Tell how many lines in the data below hold the string "инвестиции"; give nothing but the number.

************

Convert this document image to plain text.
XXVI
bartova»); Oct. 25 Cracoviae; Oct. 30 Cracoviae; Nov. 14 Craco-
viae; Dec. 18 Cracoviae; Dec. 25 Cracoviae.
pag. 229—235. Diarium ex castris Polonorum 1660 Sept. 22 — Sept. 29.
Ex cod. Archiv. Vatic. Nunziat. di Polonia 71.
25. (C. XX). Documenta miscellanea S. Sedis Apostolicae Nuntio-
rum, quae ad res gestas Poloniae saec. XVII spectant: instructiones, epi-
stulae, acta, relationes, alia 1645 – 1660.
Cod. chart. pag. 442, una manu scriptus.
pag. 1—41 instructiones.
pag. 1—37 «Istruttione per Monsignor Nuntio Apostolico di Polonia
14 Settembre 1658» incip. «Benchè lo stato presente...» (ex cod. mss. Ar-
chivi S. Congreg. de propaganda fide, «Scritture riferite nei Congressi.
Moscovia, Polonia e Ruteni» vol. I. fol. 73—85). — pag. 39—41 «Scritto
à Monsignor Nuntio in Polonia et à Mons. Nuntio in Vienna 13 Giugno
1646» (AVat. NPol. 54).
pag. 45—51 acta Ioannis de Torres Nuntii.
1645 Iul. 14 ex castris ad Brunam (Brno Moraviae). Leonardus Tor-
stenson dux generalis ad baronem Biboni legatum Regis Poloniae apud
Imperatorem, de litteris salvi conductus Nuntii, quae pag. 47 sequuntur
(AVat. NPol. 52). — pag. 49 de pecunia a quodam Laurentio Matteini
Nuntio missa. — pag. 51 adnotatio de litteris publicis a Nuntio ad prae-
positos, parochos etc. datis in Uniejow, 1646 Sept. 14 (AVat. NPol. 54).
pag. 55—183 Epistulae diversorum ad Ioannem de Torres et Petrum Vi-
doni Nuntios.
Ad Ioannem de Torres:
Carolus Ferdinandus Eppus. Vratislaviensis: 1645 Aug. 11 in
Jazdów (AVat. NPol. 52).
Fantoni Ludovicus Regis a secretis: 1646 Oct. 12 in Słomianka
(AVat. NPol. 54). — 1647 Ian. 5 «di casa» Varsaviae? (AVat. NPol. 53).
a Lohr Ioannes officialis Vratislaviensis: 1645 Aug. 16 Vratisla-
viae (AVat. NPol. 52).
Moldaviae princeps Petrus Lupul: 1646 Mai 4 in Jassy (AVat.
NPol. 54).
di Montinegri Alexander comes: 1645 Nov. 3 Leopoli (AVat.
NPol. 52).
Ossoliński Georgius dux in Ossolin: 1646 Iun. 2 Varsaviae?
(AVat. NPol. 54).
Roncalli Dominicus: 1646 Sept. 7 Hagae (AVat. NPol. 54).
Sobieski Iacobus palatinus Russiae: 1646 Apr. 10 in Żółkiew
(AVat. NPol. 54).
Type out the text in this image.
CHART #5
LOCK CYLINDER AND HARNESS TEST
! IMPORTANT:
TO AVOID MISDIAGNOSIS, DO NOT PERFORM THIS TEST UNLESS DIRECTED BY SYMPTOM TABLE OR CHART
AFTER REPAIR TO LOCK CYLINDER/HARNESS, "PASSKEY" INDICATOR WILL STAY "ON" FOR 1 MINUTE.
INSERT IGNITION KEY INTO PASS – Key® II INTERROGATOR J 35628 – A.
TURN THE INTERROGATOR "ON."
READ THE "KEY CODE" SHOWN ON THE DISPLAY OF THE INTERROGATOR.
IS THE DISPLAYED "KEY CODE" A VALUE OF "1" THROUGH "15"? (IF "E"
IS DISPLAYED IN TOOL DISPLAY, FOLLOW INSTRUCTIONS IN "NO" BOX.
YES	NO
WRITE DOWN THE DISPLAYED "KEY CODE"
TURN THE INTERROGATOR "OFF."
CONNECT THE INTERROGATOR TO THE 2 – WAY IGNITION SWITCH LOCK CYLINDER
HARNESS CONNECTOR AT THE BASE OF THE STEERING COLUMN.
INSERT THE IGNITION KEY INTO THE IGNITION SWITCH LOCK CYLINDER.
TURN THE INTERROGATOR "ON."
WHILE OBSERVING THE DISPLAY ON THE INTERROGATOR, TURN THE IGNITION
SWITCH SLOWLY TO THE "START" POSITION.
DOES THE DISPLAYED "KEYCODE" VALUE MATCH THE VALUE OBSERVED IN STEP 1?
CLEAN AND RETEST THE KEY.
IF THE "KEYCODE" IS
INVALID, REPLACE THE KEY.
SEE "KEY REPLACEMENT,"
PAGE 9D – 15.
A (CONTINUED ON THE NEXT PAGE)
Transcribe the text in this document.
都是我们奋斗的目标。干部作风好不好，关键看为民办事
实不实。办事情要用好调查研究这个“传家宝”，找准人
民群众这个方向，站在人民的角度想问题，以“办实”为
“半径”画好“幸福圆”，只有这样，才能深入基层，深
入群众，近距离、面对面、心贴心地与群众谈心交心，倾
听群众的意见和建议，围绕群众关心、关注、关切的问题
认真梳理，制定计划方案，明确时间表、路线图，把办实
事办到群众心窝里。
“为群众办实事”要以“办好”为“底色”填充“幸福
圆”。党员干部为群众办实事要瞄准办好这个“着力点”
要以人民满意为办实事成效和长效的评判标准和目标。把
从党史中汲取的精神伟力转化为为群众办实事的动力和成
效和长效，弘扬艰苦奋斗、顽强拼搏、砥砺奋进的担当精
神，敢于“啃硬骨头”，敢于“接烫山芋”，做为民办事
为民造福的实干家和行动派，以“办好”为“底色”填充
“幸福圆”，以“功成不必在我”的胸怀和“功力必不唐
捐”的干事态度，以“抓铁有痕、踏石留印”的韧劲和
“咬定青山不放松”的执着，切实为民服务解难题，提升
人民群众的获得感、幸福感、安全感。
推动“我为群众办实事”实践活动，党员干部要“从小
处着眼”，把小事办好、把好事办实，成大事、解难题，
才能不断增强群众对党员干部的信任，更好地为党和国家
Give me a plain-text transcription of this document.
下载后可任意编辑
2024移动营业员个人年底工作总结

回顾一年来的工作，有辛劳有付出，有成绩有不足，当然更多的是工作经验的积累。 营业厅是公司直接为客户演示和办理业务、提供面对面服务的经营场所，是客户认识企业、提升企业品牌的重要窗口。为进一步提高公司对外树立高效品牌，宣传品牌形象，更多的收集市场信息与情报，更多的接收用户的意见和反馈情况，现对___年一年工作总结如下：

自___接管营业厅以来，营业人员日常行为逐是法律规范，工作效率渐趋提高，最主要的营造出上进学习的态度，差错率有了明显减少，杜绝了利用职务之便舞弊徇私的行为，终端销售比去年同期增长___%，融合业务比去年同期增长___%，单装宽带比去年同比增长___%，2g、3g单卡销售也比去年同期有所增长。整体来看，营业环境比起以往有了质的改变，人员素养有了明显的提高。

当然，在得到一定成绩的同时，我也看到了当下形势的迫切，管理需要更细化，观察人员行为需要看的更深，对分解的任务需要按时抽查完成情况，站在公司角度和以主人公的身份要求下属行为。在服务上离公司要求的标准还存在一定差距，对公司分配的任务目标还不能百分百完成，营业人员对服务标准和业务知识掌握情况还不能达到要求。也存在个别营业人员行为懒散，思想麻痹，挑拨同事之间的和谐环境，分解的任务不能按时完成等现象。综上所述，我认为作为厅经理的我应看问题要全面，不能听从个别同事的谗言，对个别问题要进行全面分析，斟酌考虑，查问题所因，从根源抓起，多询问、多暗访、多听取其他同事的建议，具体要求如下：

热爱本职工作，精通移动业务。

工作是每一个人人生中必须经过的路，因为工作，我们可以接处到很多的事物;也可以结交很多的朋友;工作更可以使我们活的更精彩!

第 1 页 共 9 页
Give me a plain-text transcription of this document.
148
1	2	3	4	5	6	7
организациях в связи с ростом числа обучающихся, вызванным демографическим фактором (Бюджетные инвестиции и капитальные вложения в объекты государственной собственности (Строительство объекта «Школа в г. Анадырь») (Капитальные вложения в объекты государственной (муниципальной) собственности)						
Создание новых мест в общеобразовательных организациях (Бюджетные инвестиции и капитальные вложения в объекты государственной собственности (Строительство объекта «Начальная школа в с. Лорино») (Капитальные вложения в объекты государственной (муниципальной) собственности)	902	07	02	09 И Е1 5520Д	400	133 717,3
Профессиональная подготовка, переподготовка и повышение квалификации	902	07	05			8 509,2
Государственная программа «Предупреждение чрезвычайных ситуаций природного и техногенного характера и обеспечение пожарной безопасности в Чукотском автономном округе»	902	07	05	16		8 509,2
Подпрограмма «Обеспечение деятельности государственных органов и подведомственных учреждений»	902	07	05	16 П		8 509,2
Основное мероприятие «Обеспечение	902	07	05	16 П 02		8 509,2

************

• **TASK RESULT**:
2